DIRECTIONS ▸ Search the listing below for the string "VERMÚ" and copy every line where it occurs.
:: DATASET CONTENT ::
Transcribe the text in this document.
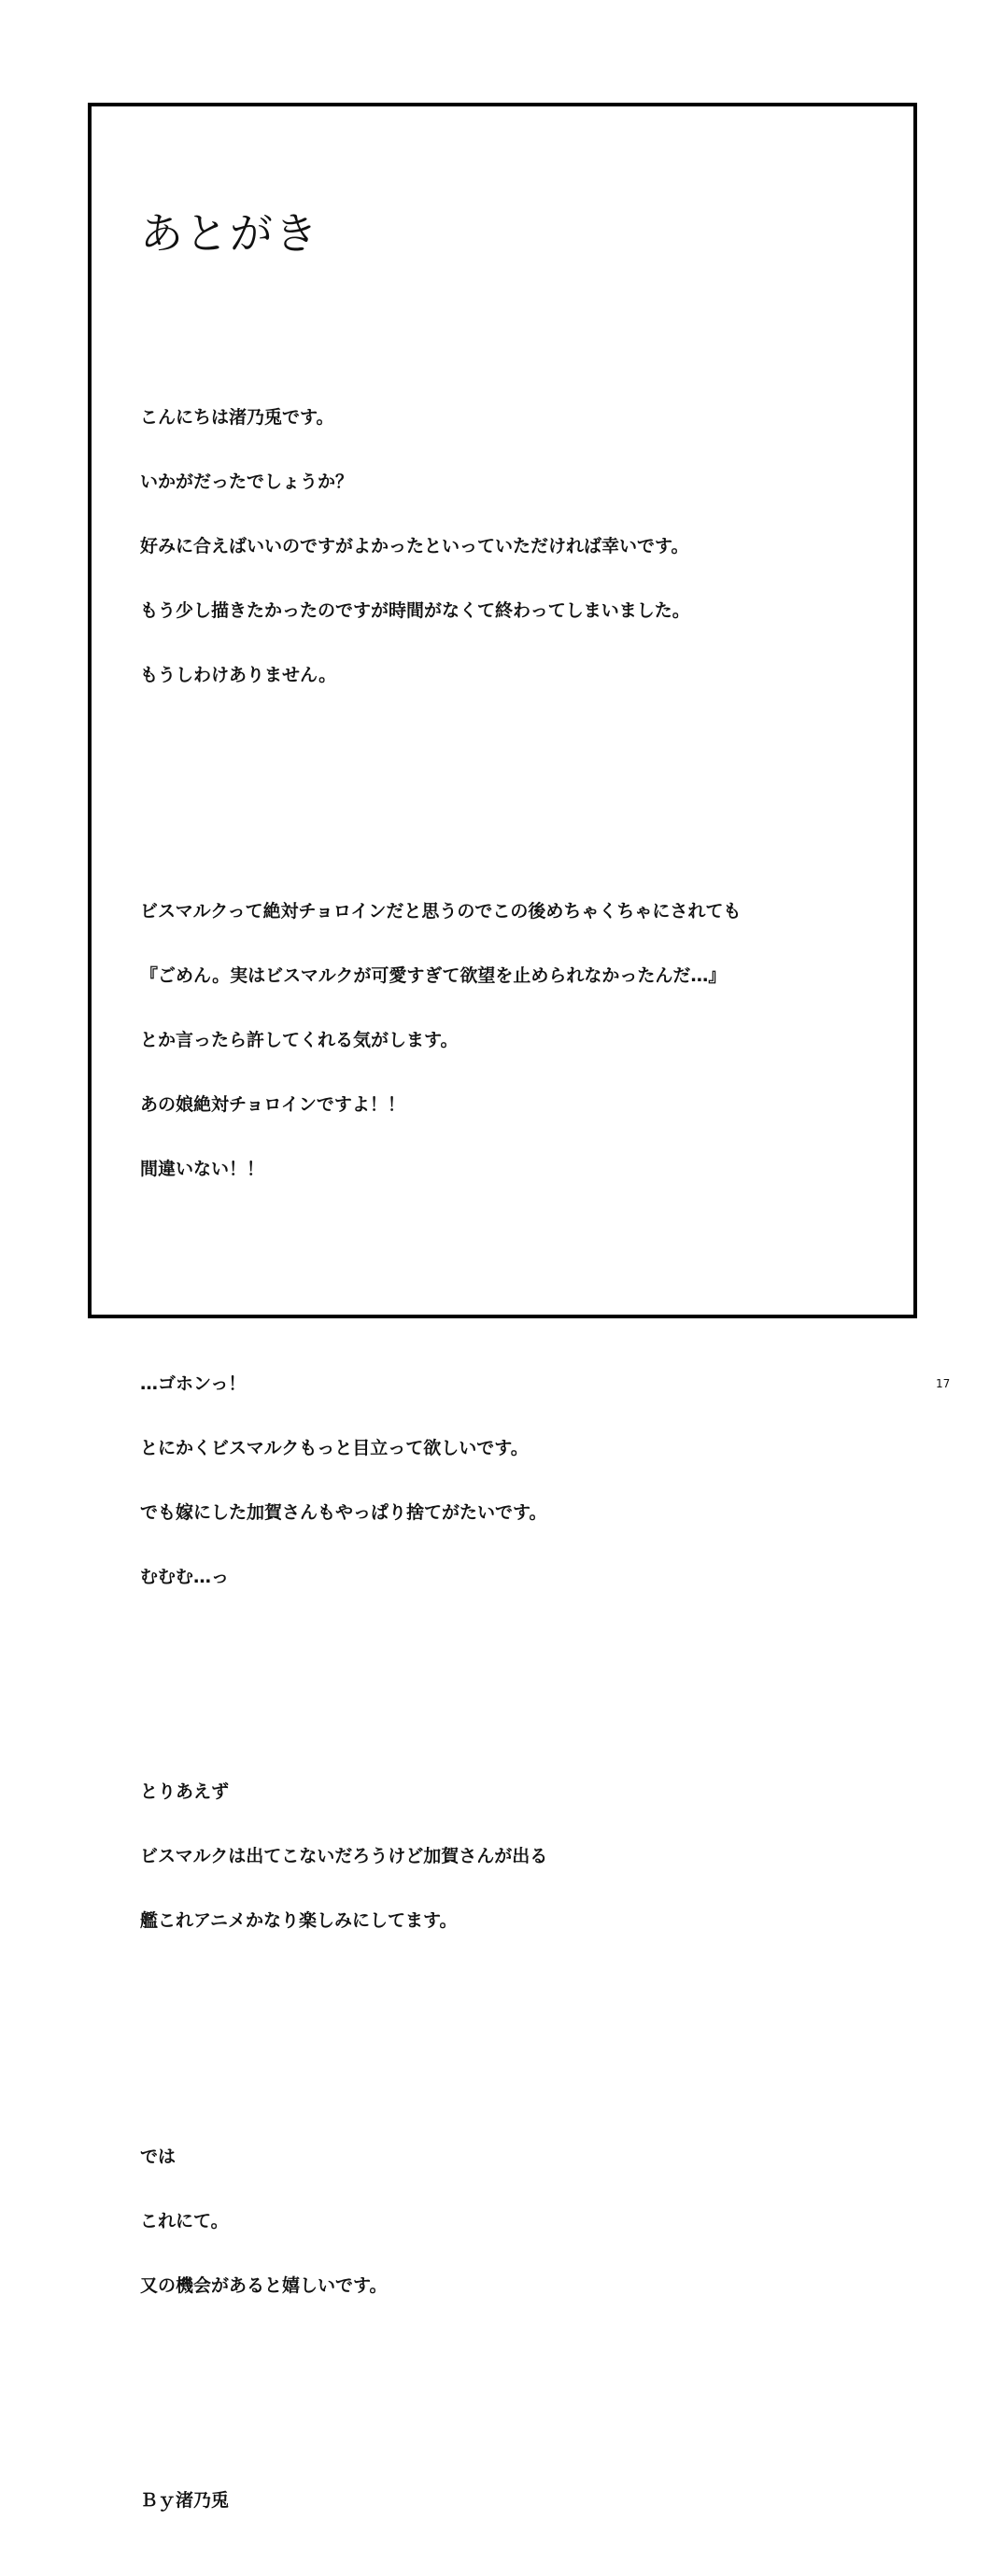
あとがき

こんにちは渚乃兎です。

いかがだったでしょうか？

好みに合えばいいのですがよかったといっていただければ幸いです。

もう少し描きたかったのですが時間がなくて終わってしまいました。

もうしわけありません。

ビスマルクって絶対チョロインだと思うのでこの後めちゃくちゃにされても

『ごめん。実はビスマルクが可愛すぎて欲望を止められなかったんだ…』

とか言ったら許してくれる気がします。

あの娘絶対チョロインですよ！！

間違いない！！

…ゴホンっ！

とにかくビスマルクもっと目立って欲しいです。

でも嫁にした加賀さんもやっぱり捨てがたいです。

むむむ…っ

とりあえず

ビスマルクは出てこないだろうけど加賀さんが出る

艦これアニメかなり楽しみにしてます。

では

これにて。

又の機会があると嬉しいです。

Ｂｙ渚乃兎

17
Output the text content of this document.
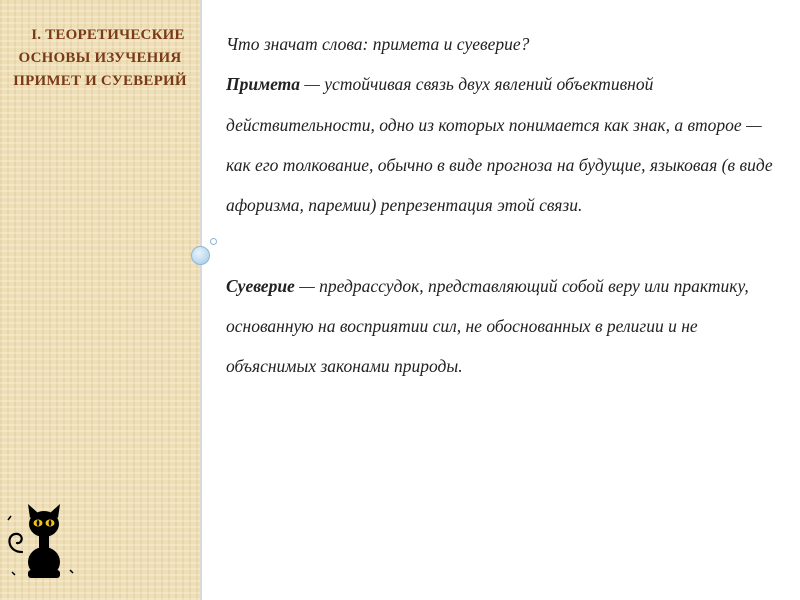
I. ТЕОРЕТИЧЕСКИЕ
ОСНОВЫ ИЗУЧЕНИЯ
ПРИМЕТ И СУЕВЕРИЙ

Что значат слова: примета и суеверие?

Примета — устойчивая связь двух явлений объективной действительности, одно из которых понимается как знак, а второе — как его толкование, обычно в виде прогноза на будущие, языковая (в виде афоризма, паремии) репрезентация этой связи.

Суеверие — предрассудок, представляющий собой веру или практику, основанную на восприятии сил, не обоснованных в религии и не объяснимых законами природы.
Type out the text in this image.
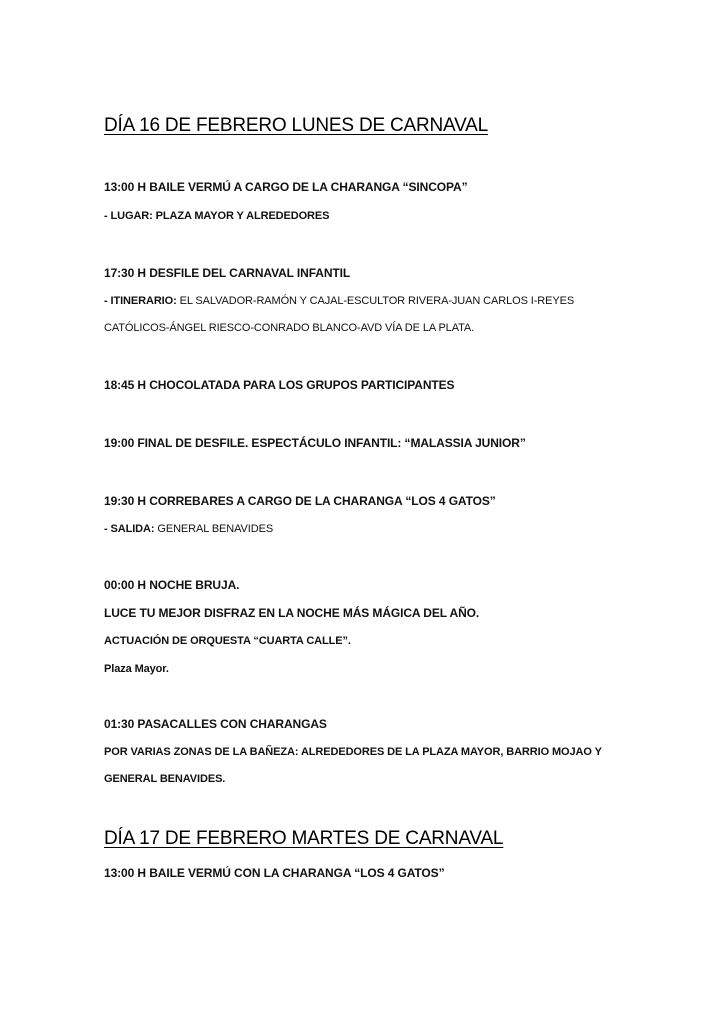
DÍA 16 DE FEBRERO LUNES DE CARNAVAL
13:00 H BAILE VERMÚ A CARGO DE LA CHARANGA “SINCOPA”
- LUGAR: PLAZA MAYOR Y ALREDEDORES
17:30 H DESFILE DEL CARNAVAL INFANTIL
- ITINERARIO: EL SALVADOR-RAMÓN Y CAJAL-ESCULTOR RIVERA-JUAN CARLOS I-REYES
CATÓLICOS-ÁNGEL RIESCO-CONRADO BLANCO-AVD VÍA DE LA PLATA.
18:45 H CHOCOLATADA PARA LOS GRUPOS PARTICIPANTES
19:00 FINAL DE DESFILE. ESPECTÁCULO INFANTIL: “MALASSIA JUNIOR”
19:30 H CORREBARES A CARGO DE LA CHARANGA “LOS 4 GATOS”
- SALIDA: GENERAL BENAVIDES
00:00 H NOCHE BRUJA.
LUCE TU MEJOR DISFRAZ EN LA NOCHE MÁS MÁGICA DEL AÑO.
ACTUACIÓN DE ORQUESTA “CUARTA CALLE”.
Plaza Mayor.
01:30 PASACALLES CON CHARANGAS
POR VARIAS ZONAS DE LA BAÑEZA: ALREDEDORES DE LA PLAZA MAYOR, BARRIO MOJAO Y
GENERAL BENAVIDES.
DÍA 17 DE FEBRERO MARTES DE CARNAVAL
13:00 H BAILE VERMÚ CON LA CHARANGA “LOS 4 GATOS”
:::
FULL ANSWER ▸
13:00 H BAILE VERMÚ A CARGO DE LA CHARANGA “SINCOPA”
13:00 H BAILE VERMÚ CON LA CHARANGA “LOS 4 GATOS”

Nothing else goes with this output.